All the data should come back exactly as it was given.

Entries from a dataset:
■ ■ ■ ■ ■ ■ ■

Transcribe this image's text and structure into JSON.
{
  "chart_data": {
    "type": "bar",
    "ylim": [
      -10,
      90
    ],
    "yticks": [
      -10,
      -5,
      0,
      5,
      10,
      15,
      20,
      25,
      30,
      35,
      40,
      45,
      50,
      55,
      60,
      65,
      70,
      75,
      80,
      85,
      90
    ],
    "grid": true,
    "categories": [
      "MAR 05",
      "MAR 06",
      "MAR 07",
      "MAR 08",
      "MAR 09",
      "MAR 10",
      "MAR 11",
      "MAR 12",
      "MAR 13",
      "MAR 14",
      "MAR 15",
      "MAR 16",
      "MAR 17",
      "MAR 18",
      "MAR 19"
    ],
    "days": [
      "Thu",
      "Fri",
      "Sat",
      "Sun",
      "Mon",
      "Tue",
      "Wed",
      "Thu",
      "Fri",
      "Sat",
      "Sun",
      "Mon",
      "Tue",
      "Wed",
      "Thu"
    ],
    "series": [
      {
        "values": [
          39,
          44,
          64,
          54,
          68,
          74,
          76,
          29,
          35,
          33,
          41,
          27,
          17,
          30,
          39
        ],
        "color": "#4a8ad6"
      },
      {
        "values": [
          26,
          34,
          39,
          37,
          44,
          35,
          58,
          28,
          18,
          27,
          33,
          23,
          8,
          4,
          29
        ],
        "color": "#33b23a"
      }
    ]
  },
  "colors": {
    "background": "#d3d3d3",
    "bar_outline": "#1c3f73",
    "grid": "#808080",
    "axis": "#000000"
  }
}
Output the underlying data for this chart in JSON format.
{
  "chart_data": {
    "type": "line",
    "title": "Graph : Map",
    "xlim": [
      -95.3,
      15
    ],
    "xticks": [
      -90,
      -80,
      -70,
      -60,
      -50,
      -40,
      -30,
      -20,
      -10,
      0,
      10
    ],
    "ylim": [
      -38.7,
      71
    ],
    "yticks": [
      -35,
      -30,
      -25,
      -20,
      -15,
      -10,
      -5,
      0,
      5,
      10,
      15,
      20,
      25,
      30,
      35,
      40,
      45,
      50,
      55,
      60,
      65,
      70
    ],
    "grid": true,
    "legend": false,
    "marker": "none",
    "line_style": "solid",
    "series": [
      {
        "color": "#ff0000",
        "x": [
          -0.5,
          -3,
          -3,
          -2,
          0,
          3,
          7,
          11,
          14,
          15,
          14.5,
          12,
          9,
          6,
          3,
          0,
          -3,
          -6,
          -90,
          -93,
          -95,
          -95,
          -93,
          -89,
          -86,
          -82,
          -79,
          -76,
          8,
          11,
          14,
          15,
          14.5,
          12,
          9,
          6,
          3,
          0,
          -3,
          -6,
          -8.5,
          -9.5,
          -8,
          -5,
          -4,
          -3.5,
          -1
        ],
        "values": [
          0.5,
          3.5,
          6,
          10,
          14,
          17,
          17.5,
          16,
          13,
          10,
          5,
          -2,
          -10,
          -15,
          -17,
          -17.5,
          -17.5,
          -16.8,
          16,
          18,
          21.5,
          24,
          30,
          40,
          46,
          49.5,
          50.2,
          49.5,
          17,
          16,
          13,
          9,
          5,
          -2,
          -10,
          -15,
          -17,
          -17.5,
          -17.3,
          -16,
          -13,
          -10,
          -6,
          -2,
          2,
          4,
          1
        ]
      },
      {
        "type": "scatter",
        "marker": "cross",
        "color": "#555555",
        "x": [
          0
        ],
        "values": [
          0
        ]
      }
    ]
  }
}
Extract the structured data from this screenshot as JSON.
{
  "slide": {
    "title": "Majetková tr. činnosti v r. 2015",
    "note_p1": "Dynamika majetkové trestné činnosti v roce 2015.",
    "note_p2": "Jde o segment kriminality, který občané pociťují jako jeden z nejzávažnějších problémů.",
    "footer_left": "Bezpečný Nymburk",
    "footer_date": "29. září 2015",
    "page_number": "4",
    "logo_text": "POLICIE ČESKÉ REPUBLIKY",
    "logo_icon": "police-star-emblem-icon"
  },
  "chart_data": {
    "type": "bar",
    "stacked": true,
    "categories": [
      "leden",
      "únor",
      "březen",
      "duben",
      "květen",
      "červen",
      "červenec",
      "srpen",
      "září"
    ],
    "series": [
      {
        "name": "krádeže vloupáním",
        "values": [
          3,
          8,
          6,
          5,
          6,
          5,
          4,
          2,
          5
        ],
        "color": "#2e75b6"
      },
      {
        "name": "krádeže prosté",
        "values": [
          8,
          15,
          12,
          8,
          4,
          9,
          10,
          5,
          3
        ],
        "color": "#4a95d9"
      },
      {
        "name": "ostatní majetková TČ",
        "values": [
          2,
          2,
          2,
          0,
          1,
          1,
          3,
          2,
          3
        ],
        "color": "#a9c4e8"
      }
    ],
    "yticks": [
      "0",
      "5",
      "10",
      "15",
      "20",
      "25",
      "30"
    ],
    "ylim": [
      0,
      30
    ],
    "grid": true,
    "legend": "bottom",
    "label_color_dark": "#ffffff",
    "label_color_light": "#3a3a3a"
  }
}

■ ■ ■ ■ ■ ■ ■

▶ _Solved exercise_:
Transcribe this image's text and structure into JSON.
{
  "chart_data": {
    "type": "bar",
    "ylim": [
      -10,
      90
    ],
    "yticks": [
      -10,
      -5,
      0,
      5,
      10,
      15,
      20,
      25,
      30,
      35,
      40,
      45,
      50,
      55,
      60,
      65,
      70,
      75,
      80,
      85,
      90
    ],
    "grid": true,
    "categories": [
      "MAR 05",
      "MAR 06",
      "MAR 07",
      "MAR 08",
      "MAR 09",
      "MAR 10",
      "MAR 11",
      "MAR 12",
      "MAR 13",
      "MAR 14",
      "MAR 15",
      "MAR 16",
      "MAR 17",
      "MAR 18",
      "MAR 19"
    ],
    "days": [
      "Thu",
      "Fri",
      "Sat",
      "Sun",
      "Mon",
      "Tue",
      "Wed",
      "Thu",
      "Fri",
      "Sat",
      "Sun",
      "Mon",
      "Tue",
      "Wed",
      "Thu"
    ],
    "series": [
      {
        "values": [
          39,
          44,
          64,
          54,
          68,
          74,
          76,
          29,
          35,
          33,
          41,
          27,
          17,
          30,
          39
        ],
        "color": "#4a8ad6"
      },
      {
        "values": [
          26,
          34,
          39,
          37,
          44,
          35,
          58,
          28,
          18,
          27,
          33,
          23,
          8,
          4,
          29
        ],
        "color": "#33b23a"
      }
    ]
  },
  "colors": {
    "background": "#d3d3d3",
    "bar_outline": "#1c3f73",
    "grid": "#808080",
    "axis": "#000000"
  }
}
Output the underlying data for this chart in JSON format.
{
  "chart_data": {
    "type": "line",
    "title": "Graph : Map",
    "xlim": [
      -95.3,
      15
    ],
    "xticks": [
      -90,
      -80,
      -70,
      -60,
      -50,
      -40,
      -30,
      -20,
      -10,
      0,
      10
    ],
    "ylim": [
      -38.7,
      71
    ],
    "yticks": [
      -35,
      -30,
      -25,
      -20,
      -15,
      -10,
      -5,
      0,
      5,
      10,
      15,
      20,
      25,
      30,
      35,
      40,
      45,
      50,
      55,
      60,
      65,
      70
    ],
    "grid": true,
    "legend": false,
    "marker": "none",
    "line_style": "solid",
    "series": [
      {
        "color": "#ff0000",
        "x": [
          -0.5,
          -3,
          -3,
          -2,
          0,
          3,
          7,
          11,
          14,
          15,
          14.5,
          12,
          9,
          6,
          3,
          0,
          -3,
          -6,
          -90,
          -93,
          -95,
          -95,
          -93,
          -89,
          -86,
          -82,
          -79,
          -76,
          8,
          11,
          14,
          15,
          14.5,
          12,
          9,
          6,
          3,
          0,
          -3,
          -6,
          -8.5,
          -9.5,
          -8,
          -5,
          -4,
          -3.5,
          -1
        ],
        "values": [
          0.5,
          3.5,
          6,
          10,
          14,
          17,
          17.5,
          16,
          13,
          10,
          5,
          -2,
          -10,
          -15,
          -17,
          -17.5,
          -17.5,
          -16.8,
          16,
          18,
          21.5,
          24,
          30,
          40,
          46,
          49.5,
          50.2,
          49.5,
          17,
          16,
          13,
          9,
          5,
          -2,
          -10,
          -15,
          -17,
          -17.5,
          -17.3,
          -16,
          -13,
          -10,
          -6,
          -2,
          2,
          4,
          1
        ]
      },
      {
        "type": "scatter",
        "marker": "cross",
        "color": "#555555",
        "x": [
          0
        ],
        "values": [
          0
        ]
      }
    ]
  }
}
Extract the structured data from this screenshot as JSON.
{
  "slide": {
    "title": "Majetková tr. činnosti v r. 2015",
    "note_p1": "Dynamika majetkové trestné činnosti v roce 2015.",
    "note_p2": "Jde o segment kriminality, který občané pociťují jako jeden z nejzávažnějších problémů.",
    "footer_left": "Bezpečný Nymburk",
    "footer_date": "29. září 2015",
    "page_number": "4",
    "logo_text": "POLICIE ČESKÉ REPUBLIKY",
    "logo_icon": "police-star-emblem-icon"
  },
  "chart_data": {
    "type": "bar",
    "stacked": true,
    "categories": [
      "leden",
      "únor",
      "březen",
      "duben",
      "květen",
      "červen",
      "červenec",
      "srpen",
      "září"
    ],
    "series": [
      {
        "name": "krádeže vloupáním",
        "values": [
          3,
          8,
          6,
          5,
          6,
          5,
          4,
          2,
          5
        ],
        "color": "#2e75b6"
      },
      {
        "name": "krádeže prosté",
        "values": [
          8,
          15,
          12,
          8,
          4,
          9,
          10,
          5,
          3
        ],
        "color": "#4a95d9"
      },
      {
        "name": "ostatní majetková TČ",
        "values": [
          2,
          2,
          2,
          0,
          1,
          1,
          3,
          2,
          3
        ],
        "color": "#a9c4e8"
      }
    ],
    "yticks": [
      "0",
      "5",
      "10",
      "15",
      "20",
      "25",
      "30"
    ],
    "ylim": [
      0,
      30
    ],
    "grid": true,
    "legend": "bottom",
    "label_color_dark": "#ffffff",
    "label_color_light": "#3a3a3a"
  }
}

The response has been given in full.